▸ Passage du texte
........
La discipline, qui, même dans les armées d’Austerlitz et de Wagram, était beaucoup moins forte qu’on ne se l’imagine, se relâche encore par l’effet de cette suspicion presque universelle comme aussi des événemens accomplis depuis une année. Les soldats sont peu portés à obéir à des chefs qu’ils croient capables de ragusades (c’est le mot en usage) et à respecter des généraux et des colonels qui, après les avoir fait marcher trois mois auparavant contre leur Empereur, manifestent désormais le plus ardent bonapartisme. Seuls les officiers qui pendant la période du 5 au 20 mars ont par leurs propos ou leurs actes encouragé ou entraîné les hommes à la défection conservent leur autorité. Dans plus d’un corps de troupe on espère que presque tous les officiers seront remplacés par les sous-officiers. Dans plus d’une adresse des régimens à l’Empereur on demande ouvertement la révocation du colonel. « Nous sommes persuadés, écrivent les officiers, sous-officiers et soldats du 75e de ligne, que l’intention de Votre Majesté n’est pas de conserver un traître à la tête d’un régiment français. »

Il y a une autre raison encore à l’esprit d’indiscipline. Dupes des apparences, comme à peu près tout le monde à cette époque, les soldats s’imaginent qu’ils ont fait seuls la révolution qui a ramené l’Empereur aux Tuileries[32]. Napoléon leur doit le trône, en conséquence, ils se croient tout permis aux cris de : Vive l’Empereur ! Davout n’a-t-il pas déclaré que l’abandon de leurs corps par les soldats pendant les derniers événemens ne doit être considéré que comme une preuve de dévouement à l’Empereur, et le sage Drouot, lui-même, ne conclut-il pas à la réintégration dans les cadres de la vieille garde de sous-officiers cassés en 1814 pour avoir déserté « par chagrin du départ de Sa Majesté »? Quels exemples pour une armée!
........
▸ Enregistrements fournis
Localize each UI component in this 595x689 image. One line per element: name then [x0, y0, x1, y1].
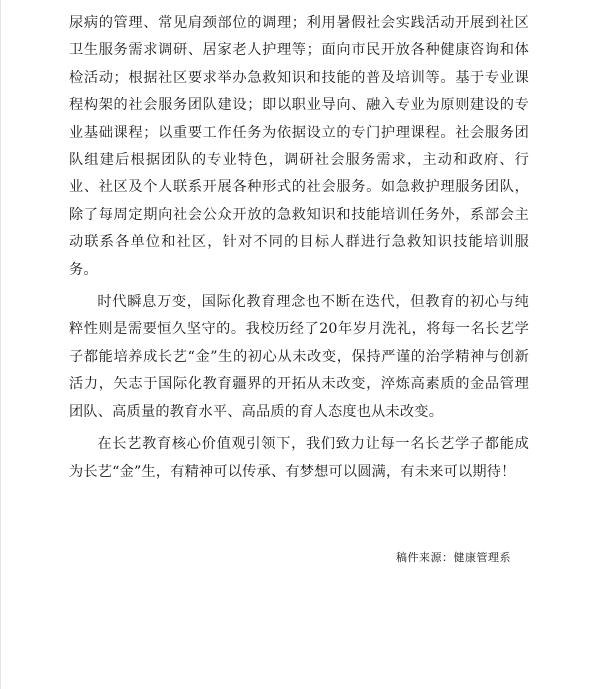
article-source: 稿件来源：健康管理系: [396, 551, 511, 564]
article-paragraph-3: 在长艺教育核心价值观引领下，我们致力让每一名长艺学子都能成为长艺“金”生，有精神可以传承、有梦想可以圆满，有未来可以期待！: [69, 436, 529, 480]
article-paragraph-2: 时代瞬息万变，国际化教育理念也不断在迭代，但教育的初心与纯粹性则是需要恒久坚守的。我校历经了20年岁月洗礼，将每一名长艺学子都能培养成长艺“金”生的初心从未改变，保持严谨的治学精神与创新活力，矢志于国际化教育疆界的开拓从未改变，淬炼高素质的金品管理团队、高质量的教育水平、高品质的育人态度也从未改变。: [69, 294, 529, 420]
article-paragraph-1: 尿病的管理、常见肩颈部位的调理；利用暑假社会实践活动开展到社区卫生服务需求调研、居家老人护理等；面向市民开放各种健康咨询和体检活动；根据社区要求举办急救知识和技能的普及培训等。基于专业课程构架的社会服务团队建设；即以职业导向、融入专业为原则建设的专业基础课程；以重要工作任务为依据设立的专门护理课程。社会服务团队组建后根据团队的专业特色，调研社会服务需求，主动和政府、行业、社区及个人联系开展各种形式的社会服务。如急救护理服务团队，除了每周定期向社会公众开放的急救知识和技能培训任务外，系部会主动联系各单位和社区，针对不同的目标人群进行急救知识技能培训服务。: [69, 15, 529, 278]
article-body: [69, 10, 529, 486]
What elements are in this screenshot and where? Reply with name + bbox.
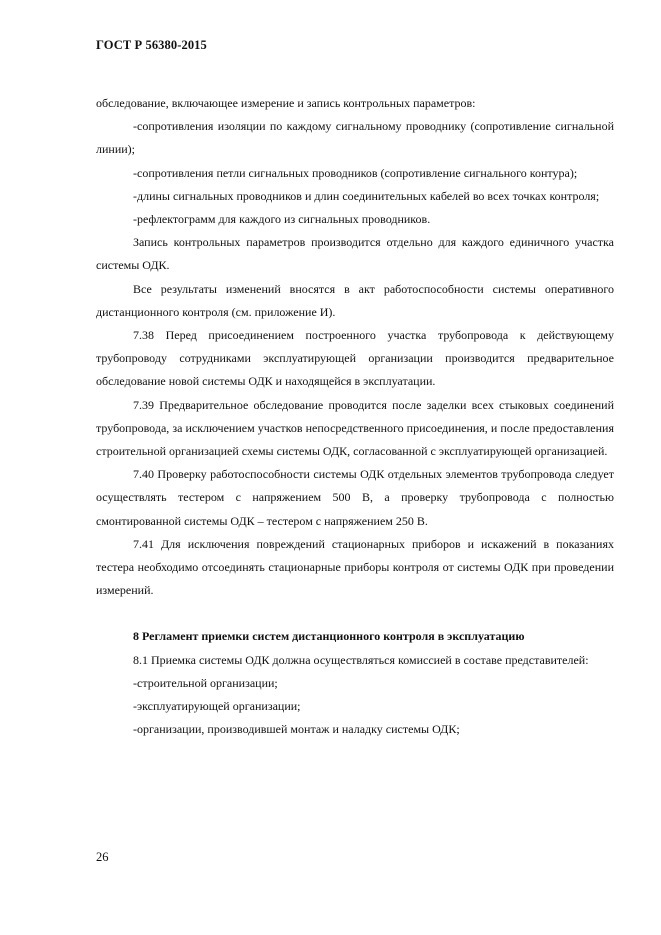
clause-7-38: 7.38 Перед присоединением построенного участка трубопровода к действующему трубопроводу сотрудниками эксплуатирующей организации производится предварительное обследование новой системы ОДК и находящейся в эксплуатации.: [96, 328, 614, 389]
list-item-operating-org: -эксплуатирующей организации;: [133, 699, 301, 714]
clause-7-39: 7.39 Предварительное обследование проводится после заделки всех стыковых соединений трубопровода, за исключением участков непосредственного присоединения, и после предоставления строительной организацией схемы системы ОДК, согласованной с эксплуатирующей организацией.: [96, 397, 614, 459]
list-item-insulation: -сопротивления изоляции по каждому сигнальному проводнику (сопротивление сигнальной линии);: [96, 119, 614, 157]
paragraph-continuation: обследование, включающее измерение и запись контрольных параметров:: [96, 96, 476, 110]
section-heading-8: 8 Регламент приемки систем дистанционного контроля в эксплуатацию: [133, 629, 525, 644]
list-item-loop-resistance: -сопротивления петли сигнальных проводников (сопротивление сигнального контура);: [133, 165, 578, 180]
paragraph-results: Все результаты изменений вносятся в акт работоспособности системы оперативного дистанционного контроля (см. приложение И).: [96, 281, 614, 319]
list-item-construction-org: -строительной организации;: [133, 675, 278, 690]
list-item-reflectograms: -рефлектограмм для каждого из сигнальных проводников.: [133, 212, 431, 227]
page-number: 26: [96, 850, 109, 864]
document-header: ГОСТ Р 56380-2015: [96, 38, 207, 52]
paragraph-recording: Запись контрольных параметров производится отдельно для каждого единичного участка системы ОДК.: [96, 235, 614, 273]
clause-8-1: 8.1 Приемка системы ОДК должна осуществляться комиссией в составе представителей:: [133, 652, 589, 667]
list-item-conductor-length: -длины сигнальных проводников и длин соединительных кабелей во всех точках контроля;: [133, 188, 600, 203]
clause-7-41: 7.41 Для исключения повреждений стационарных приборов и искажений в показаниях тестера необходимо отсоединять стационарные приборы контроля от системы ОДК при проведении измерений.: [96, 536, 614, 598]
list-item-installation-org: -организации, производившей монтаж и наладку системы ОДК;: [133, 722, 460, 737]
document-body: [96, 92, 614, 741]
clause-7-40: 7.40 Проверку работоспособности системы ОДК отдельных элементов трубопровода следует осуществлять тестером с напряжением 500 В, а проверку трубопровода с полностью смонтированной системы ОДК – тестером с напряжением 250 В.: [96, 467, 614, 528]
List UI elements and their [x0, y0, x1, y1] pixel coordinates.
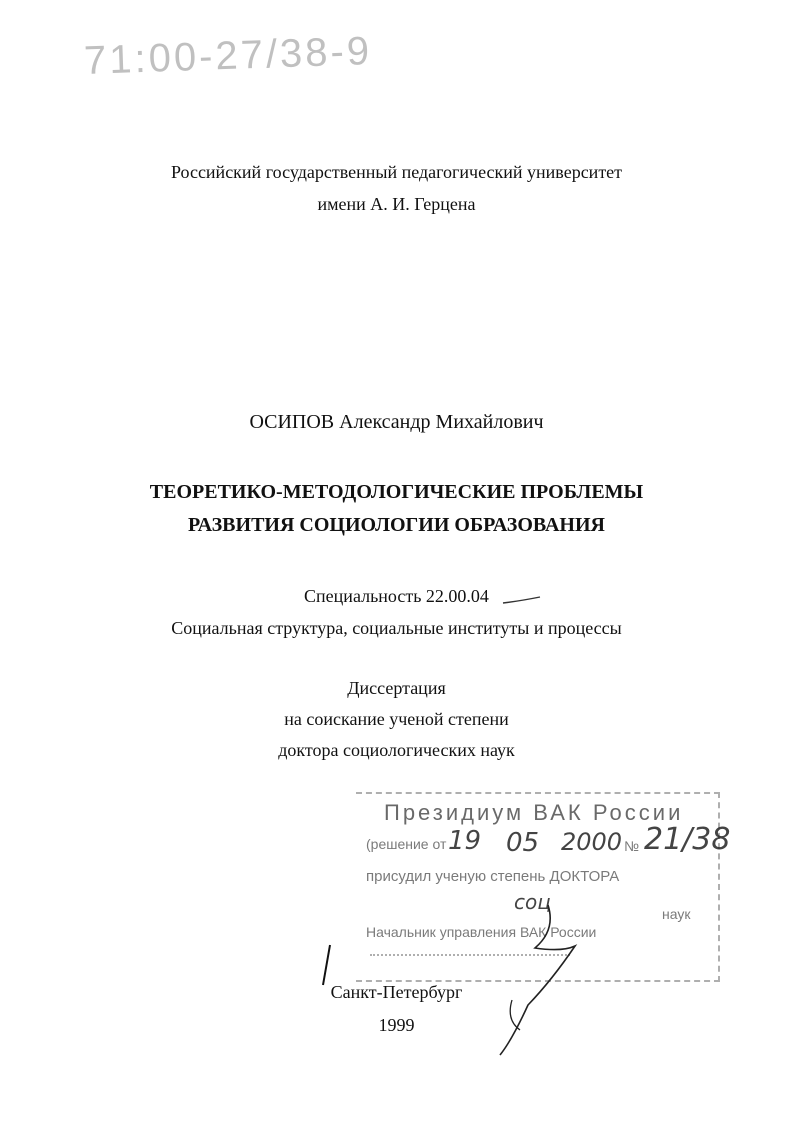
thesis-purpose: на соискание ученой степени: [284, 709, 509, 729]
title-line-1: ТЕОРЕТИКО-МЕТОДОЛОГИЧЕСКИЕ ПРОБЛЕМЫ: [149, 481, 644, 503]
institution-line-1: Российский государственный педагогический университет: [170, 162, 623, 182]
year: 1999: [378, 1015, 415, 1035]
stamp-number: 21/38: [644, 822, 731, 857]
stamp-decision-label: (решение от: [366, 836, 447, 852]
archive-number: 71:00-27/38-9: [83, 28, 373, 84]
institution-line-2: имени А. И. Герцена: [317, 194, 476, 214]
stamp-signature-line: [370, 954, 570, 956]
stamp-chief-line: Начальник управления ВАК России: [366, 924, 597, 940]
author-name: ОСИПОВ Александр Михайлович: [249, 411, 544, 433]
title-line-2: РАЗВИТИЯ СОЦИОЛОГИИ ОБРАЗОВАНИЯ: [188, 514, 605, 536]
city: Санкт-Петербург: [330, 982, 463, 1002]
thesis-degree: доктора социологических наук: [278, 740, 515, 760]
stamp-title: Президиум ВАК России: [384, 800, 684, 825]
stamp-date-month: 05: [506, 828, 540, 858]
stamp-number-label: №: [624, 838, 640, 854]
margin-pen-stroke: [323, 945, 330, 985]
specialty-name: Социальная структура, социальные институты и процессы: [171, 618, 622, 638]
specialty-code: Специальность 22.00.04: [304, 586, 489, 606]
thesis-type: Диссертация: [347, 678, 446, 698]
stamp-field-handwritten: соц: [514, 890, 551, 914]
stamp-date-day: 19: [448, 826, 482, 856]
vak-stamp: [356, 792, 731, 982]
stamp-date-year: 2000: [561, 828, 623, 856]
stamp-science-suffix: наук: [662, 906, 691, 922]
stamp-degree-line: присудил ученую степень ДОКТОРА: [366, 868, 620, 885]
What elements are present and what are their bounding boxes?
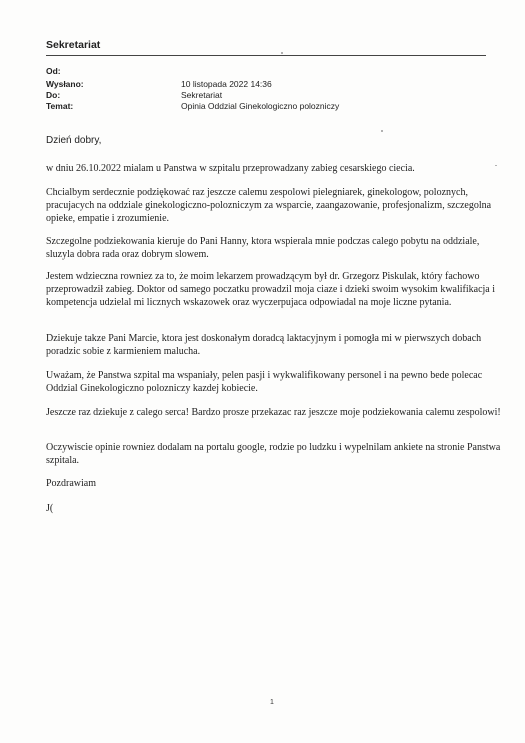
closing: Pozdrawiam	[46, 478, 96, 489]
paragraph-thanks-team: Chcialbym serdecznie podziękować raz jeszcze calemu zespolowi pielegniarek, ginekologow, poloznych, pracujacych na oddziale ginekologiczno-polozniczym za wsparcie, zaangazowanie, profesjonalizm, szczegolna opieke, empatie i zrozumienie.	[46, 187, 492, 224]
greeting: Dzień dobry,	[46, 135, 102, 146]
paragraph-thanks-doctor: Jestem wdzieczna rowniez za to, że moim lekarzem prowadzącym był dr. Grzegorz Piskulak, który fachowo przeprowadził zabieg. Doktor od samego poczatku prowadzil moja ciaze i dzieki swoim wysokim kwalifikacja i kompetencja udzielal mi licznych wskazowek oraz wyczerpujaca odpowiadal na moje liczne pytania.	[46, 271, 496, 308]
scan-speck	[381, 130, 383, 132]
to-value: Sekretariat	[181, 90, 223, 100]
paragraph-google-review: Oczywiscie opinie rowniez dodalam na portalu google, rodzie po ludzku i wypelnilam ankiete na stronie Panstwa szpitala.	[46, 442, 501, 466]
sent-value: 10 listopada 2022 14:36	[181, 79, 272, 89]
page-number: 1	[270, 699, 274, 706]
scan-speck	[495, 165, 497, 166]
signature-initial: J(	[46, 503, 54, 514]
subject-label: Temat:	[46, 101, 74, 111]
paragraph-thanks-marta: Dziekuje takze Pani Marcie, ktora jest doskonałym doradcą laktacyjnym i pomogła mi w pierwszych dobach poradzic sobie z karmieniem malucha.	[46, 333, 482, 357]
paragraph-thanks-again: Jeszcze raz dziekuje z calego serca! Bardzo prosze przekazac raz jeszcze moje podziekowania calemu zespolowi!	[46, 407, 501, 418]
sender-name: Sekretariat	[46, 39, 101, 51]
subject-value: Opinia Oddzial Ginekologiczno polozniczy	[181, 101, 340, 111]
header-divider	[46, 55, 486, 56]
paragraph-procedure: w dniu 26.10.2022 mialam u Panstwa w szpitalu przeprowadzany zabieg cesarskiego ciecia.	[46, 163, 415, 174]
paragraph-thanks-hanna: Szczegolne podziekowania kieruje do Pani Hanny, ktora wspierala mnie podczas calego pobytu na oddziale, sluzyla dobra rada oraz dobrym slowem.	[46, 236, 480, 260]
paragraph-recommendation: Uważam, że Panstwa szpital ma wspaniały, pelen pasji i wykwalifikowany personel i na pewno bede polecac Oddzial Ginekologiczno polozniczy kazdej kobiecie.	[46, 370, 483, 394]
scan-speck	[281, 52, 283, 54]
to-label: Do:	[46, 90, 61, 100]
sent-label: Wysłano:	[46, 79, 84, 89]
from-label: Od:	[46, 66, 61, 76]
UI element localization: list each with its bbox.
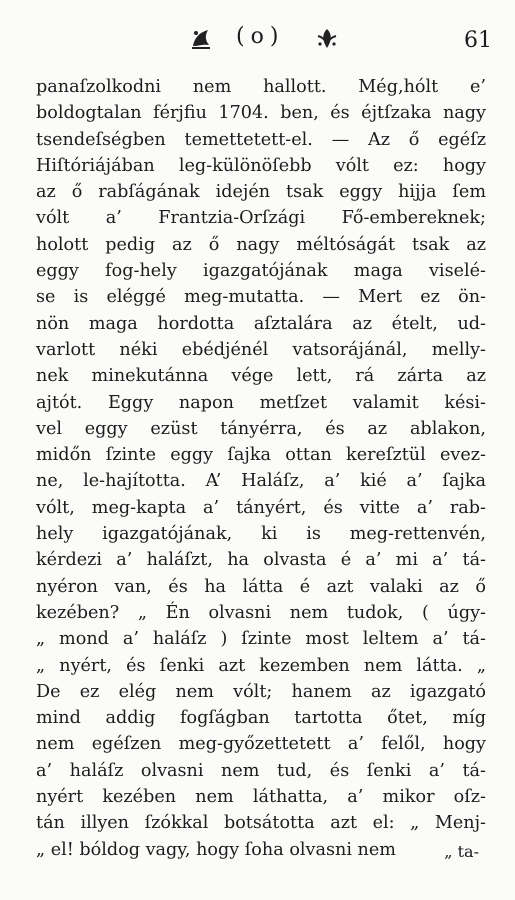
body-line: nek minekutánna vége lett, rá zárta az xyxy=(36,366,486,387)
body-line: vólt a’ Frantzia-Orſzági Fő-embereknek; xyxy=(36,208,486,229)
body-line: panaſzolkodni nem hallott. Még,hólt e’ xyxy=(36,77,486,97)
page-header-label: (o) xyxy=(236,24,285,49)
body-line: az ő rabſágának idején tsak eggy hijja ſem xyxy=(36,182,486,203)
body-line: midőn ſzinte eggy ſajka ottan kereſztül evez- xyxy=(36,445,486,466)
body-line: mind addig fogſágban tartotta őtet, míg xyxy=(36,708,486,729)
body-line: tán illyen ſzókkal botsátotta azt el: „ Menj- xyxy=(36,813,486,834)
body-line: varlott néki ebédjénél vatsorájánál, melly- xyxy=(36,339,486,360)
body-line: a’ haláſz olvasni nem tud, és ſenki a’ tá- xyxy=(36,760,486,781)
body-line: vel eggy ezüst tányérra, és az ablakon, xyxy=(36,418,486,439)
catchword: „ ta- xyxy=(444,842,479,861)
body-line: nem egéſzen meg-győzettetett a’ felől, hogy xyxy=(36,734,486,755)
body-line: Hiſtóriájában leg-különöſebb vólt ez: hogy xyxy=(36,155,486,176)
body-line: „ mond a’ haláſz ) ſzinte most leltem a’ tá- xyxy=(36,629,486,650)
page-number: 61 xyxy=(464,28,492,53)
body-line: vólt, meg-kapta a’ tányért, és vitte a’ rab- xyxy=(36,497,486,518)
body-line: hely igazgatójának, ki is meg-rettenvén, xyxy=(36,524,486,545)
body-line: tsendeſségben temettetett-el. — Az ő egéſz xyxy=(36,129,486,150)
body-line: se is eléggé meg-mutatta. — Mert ez ön- xyxy=(36,287,486,308)
body-line: eggy fog-hely igazgatójának maga viselé- xyxy=(36,261,486,282)
printer-fleuron-icon xyxy=(188,26,214,52)
body-line: kérdezi a’ haláſzt, ha olvasta é a’ mi a’ tá- xyxy=(36,550,486,571)
body-line: „ el! bóldog vagy, hogy ſoha olvasni nem xyxy=(36,839,396,860)
body-line: „ nyért, és ſenki azt kezemben nem látta. „ xyxy=(36,655,486,676)
body-line: nyéron van, és ha látta é azt valaki az ő xyxy=(36,576,486,597)
body-line: nön maga hordotta aſztalára az ételt, ud- xyxy=(36,313,486,334)
printer-fleuron-icon xyxy=(314,26,340,52)
page-header xyxy=(30,18,492,52)
body-text xyxy=(36,74,486,863)
body-line: holott pedig az ő nagy méltóságát tsak az xyxy=(36,234,486,255)
body-line: ne, le-hajította. A’ Haláſz, a’ kié a’ ſajka xyxy=(36,471,486,492)
body-line: kezében? „ Én olvasni nem tudok, ( úgy- xyxy=(36,602,486,623)
body-line: De ez elég nem vólt; hanem az igazgató xyxy=(36,681,486,702)
body-line: boldogtalan férjfiu 1704. ben, és éjtſzaka nagy xyxy=(36,103,486,124)
body-line: ajtót. Eggy napon metſzet valamit kési- xyxy=(36,392,486,413)
body-line: nyért kezében nem láthatta, a’ mikor oſz- xyxy=(36,787,486,808)
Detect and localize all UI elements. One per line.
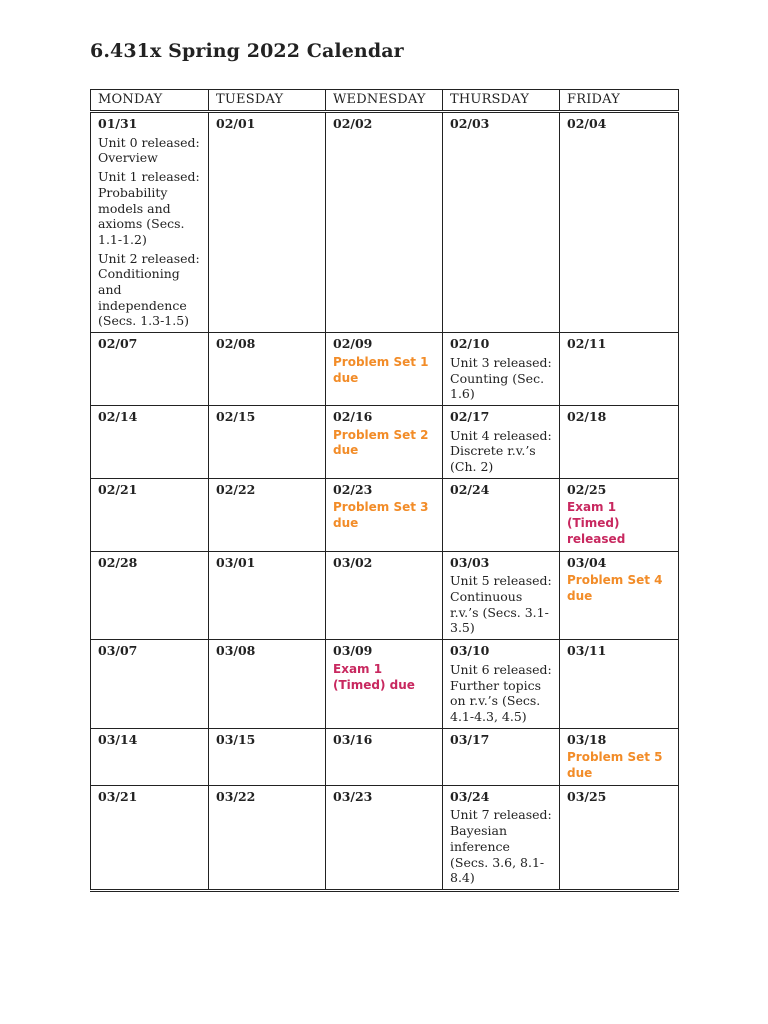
day-cell-friday [560, 640, 679, 729]
day-date: 03/07 [98, 643, 138, 659]
day-date: 02/24 [450, 481, 490, 497]
day-cell-thursday [443, 478, 560, 551]
day-date: 03/22 [216, 788, 256, 804]
day-cell-monday [91, 785, 209, 890]
problem-set-event: Problem Set 2 due [333, 427, 429, 458]
day-date: 03/02 [333, 554, 373, 570]
day-cell-wednesday [326, 551, 443, 640]
day-cell-wednesday [326, 640, 443, 729]
day-cell-wednesday [326, 785, 443, 890]
day-cell-monday [91, 333, 209, 406]
day-cell-wednesday [326, 112, 443, 333]
problem-set-event: Problem Set 4 due [567, 573, 663, 603]
release-event: Unit 7 released: Bayesian inference (Secs. 3.6, 8.1-8.4) [450, 807, 552, 886]
day-date: 02/16 [333, 408, 373, 424]
day-date: 03/17 [450, 731, 490, 747]
day-cell-friday [560, 333, 679, 406]
day-date: 03/14 [98, 731, 138, 747]
day-cell-thursday [443, 405, 560, 478]
release-event: Unit 5 released: Continuous r.v.’s (Secs. 3.1-3.5) [450, 573, 552, 636]
day-date: 03/15 [216, 731, 256, 747]
day-date: 02/02 [333, 116, 373, 131]
day-cell-tuesday [209, 112, 326, 333]
day-date: 03/01 [216, 554, 256, 570]
day-cell-monday [91, 551, 209, 640]
day-date: 03/08 [216, 643, 256, 659]
day-date: 02/09 [333, 336, 373, 352]
day-date: 03/25 [567, 788, 607, 804]
day-cell-monday [91, 112, 209, 333]
header-wednesday: WEDNESDAY [326, 90, 443, 112]
exam-event: Exam 1 (Timed) released [567, 500, 626, 546]
day-date: 03/21 [98, 788, 138, 804]
day-cell-wednesday [326, 728, 443, 785]
day-date: 02/21 [98, 481, 138, 497]
header-row [91, 90, 679, 112]
release-event: Unit 6 released: Further topics on r.v.’s (Secs. 4.1-4.3, 4.5) [450, 661, 552, 724]
day-cell-monday [91, 478, 209, 551]
day-cell-friday [560, 112, 679, 333]
day-date: 02/14 [98, 408, 138, 424]
day-date: 03/18 [567, 731, 607, 747]
day-cell-friday [560, 728, 679, 785]
day-date: 02/08 [216, 336, 256, 352]
header-thursday: THURSDAY [443, 90, 560, 112]
day-cell-tuesday [209, 478, 326, 551]
day-date: 03/16 [333, 731, 373, 747]
day-date: 02/15 [216, 408, 256, 424]
day-cell-tuesday [209, 728, 326, 785]
day-date: 02/03 [450, 116, 490, 131]
day-cell-tuesday [209, 785, 326, 890]
calendar-body [91, 112, 679, 891]
day-date: 02/23 [333, 481, 373, 497]
day-cell-thursday [443, 112, 560, 333]
day-cell-wednesday [326, 478, 443, 551]
week-row [91, 478, 679, 551]
problem-set-event: Problem Set 1 due [333, 354, 429, 385]
day-cell-thursday [443, 640, 560, 729]
day-date: 03/04 [567, 554, 607, 570]
day-cell-friday [560, 478, 679, 551]
day-cell-wednesday [326, 333, 443, 406]
day-date: 02/01 [216, 116, 256, 131]
day-date: 02/17 [450, 408, 490, 424]
release-event: Unit 1 released: Probability models and axioms (Secs. 1.1-1.2) [98, 169, 200, 247]
release-event: Unit 2 released: Conditioning and independence (Secs. 1.3-1.5) [98, 250, 200, 329]
day-cell-wednesday [326, 405, 443, 478]
day-date: 03/11 [567, 643, 607, 659]
day-date: 02/04 [567, 116, 607, 131]
day-cell-thursday [443, 785, 560, 890]
day-cell-friday [560, 405, 679, 478]
release-event: Unit 4 released: Discrete r.v.’s (Ch. 2) [450, 427, 552, 475]
day-cell-tuesday [209, 640, 326, 729]
week-row [91, 640, 679, 729]
week-row [91, 405, 679, 478]
day-cell-thursday [443, 333, 560, 406]
day-date: 03/23 [333, 788, 373, 804]
day-date: 02/18 [567, 408, 607, 424]
day-cell-tuesday [209, 405, 326, 478]
page-title: 6.431x Spring 2022 Calendar [90, 40, 404, 62]
day-date: 03/24 [450, 788, 490, 804]
day-date: 02/25 [567, 481, 607, 497]
week-row [91, 112, 679, 333]
day-date: 02/07 [98, 336, 138, 352]
day-cell-friday [560, 551, 679, 640]
week-row [91, 551, 679, 640]
header-monday: MONDAY [91, 90, 209, 112]
week-row [91, 785, 679, 890]
release-event: Unit 3 released: Counting (Sec. 1.6) [450, 354, 552, 402]
day-date: 03/10 [450, 643, 490, 659]
week-row [91, 728, 679, 785]
day-cell-monday [91, 728, 209, 785]
day-cell-friday [560, 785, 679, 890]
day-date: 03/09 [333, 643, 373, 659]
problem-set-event: Problem Set 5 due [567, 750, 663, 781]
day-date: 03/03 [450, 554, 490, 570]
day-cell-tuesday [209, 551, 326, 640]
day-date: 02/28 [98, 554, 138, 570]
calendar-header [91, 90, 679, 112]
day-date: 02/22 [216, 481, 256, 497]
header-tuesday: TUESDAY [209, 90, 326, 112]
exam-event: Exam 1 (Timed) due [333, 661, 415, 692]
day-date: 02/10 [450, 336, 490, 352]
day-cell-thursday [443, 551, 560, 640]
problem-set-event: Problem Set 3 due [333, 500, 429, 531]
calendar-table [90, 89, 679, 892]
header-friday: FRIDAY [560, 90, 679, 112]
day-cell-monday [91, 405, 209, 478]
day-cell-thursday [443, 728, 560, 785]
day-cell-monday [91, 640, 209, 729]
week-row [91, 333, 679, 406]
day-date: 02/11 [567, 336, 607, 352]
release-event: Unit 0 released: Overview [98, 134, 200, 166]
day-cell-tuesday [209, 333, 326, 406]
day-date: 01/31 [98, 116, 138, 131]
........
▸ Consigne
Citez, dans le passage sur la discipline de l'armée, le segment compris entre « Il y a une autre » et « pour une armée! », ces deux bornes incluses. Les enregistrements ci-dessus proviennent d'une source distincte.

▸ Réponse de l'exercice
Il y a une autre raison encore à l’esprit d’indiscipline. Dupes des apparences, comme à peu près tout le monde à cette époque, les soldats s’imaginent qu’ils ont fait seuls la révolution qui a ramené l’Empereur aux Tuileries[32]. Napoléon leur doit le trône, en conséquence, ils se croient tout permis aux cris de : Vive l’Empereur ! Davout n’a-t-il pas déclaré que l’abandon de leurs corps par les soldats pendant les derniers événemens ne doit être considéré que comme une preuve de dévouement à l’Empereur, et le sage Drouot, lui-même, ne conclut-il pas à la réintégration dans les cadres de la vieille garde de sous-officiers cassés en 1814 pour avoir déserté « par chagrin du départ de Sa Majesté »? Quels exemples pour une armée!